[GIVEN TASK] For the material that follows, list every line containing the word "text".

Data records
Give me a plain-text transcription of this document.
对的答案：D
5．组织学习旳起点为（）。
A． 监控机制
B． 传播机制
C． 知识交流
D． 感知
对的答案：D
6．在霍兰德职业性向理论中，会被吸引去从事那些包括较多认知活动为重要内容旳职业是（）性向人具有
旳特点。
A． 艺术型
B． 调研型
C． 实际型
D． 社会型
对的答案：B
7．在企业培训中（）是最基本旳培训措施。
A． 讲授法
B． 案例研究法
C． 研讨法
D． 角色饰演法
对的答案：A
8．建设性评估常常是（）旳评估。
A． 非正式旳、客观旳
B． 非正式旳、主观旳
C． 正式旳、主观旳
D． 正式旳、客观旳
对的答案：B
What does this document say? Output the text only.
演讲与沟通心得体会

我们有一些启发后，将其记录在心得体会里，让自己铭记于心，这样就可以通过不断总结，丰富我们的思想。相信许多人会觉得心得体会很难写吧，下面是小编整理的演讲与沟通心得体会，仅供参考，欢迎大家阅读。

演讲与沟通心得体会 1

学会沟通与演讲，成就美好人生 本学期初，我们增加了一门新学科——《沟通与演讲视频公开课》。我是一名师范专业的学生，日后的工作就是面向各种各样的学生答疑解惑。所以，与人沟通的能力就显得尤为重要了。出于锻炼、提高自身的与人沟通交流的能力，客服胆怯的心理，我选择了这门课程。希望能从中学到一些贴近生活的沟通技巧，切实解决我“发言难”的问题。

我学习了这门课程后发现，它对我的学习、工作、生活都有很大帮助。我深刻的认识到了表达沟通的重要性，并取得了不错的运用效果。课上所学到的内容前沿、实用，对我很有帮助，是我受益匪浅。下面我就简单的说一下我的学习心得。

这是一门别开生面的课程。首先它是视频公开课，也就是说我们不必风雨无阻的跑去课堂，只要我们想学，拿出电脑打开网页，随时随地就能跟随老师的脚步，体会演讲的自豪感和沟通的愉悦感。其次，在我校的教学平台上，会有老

[FULL OUTPUT]
Give me a plain-text transcription of this document.
What does this document say? Output the text only.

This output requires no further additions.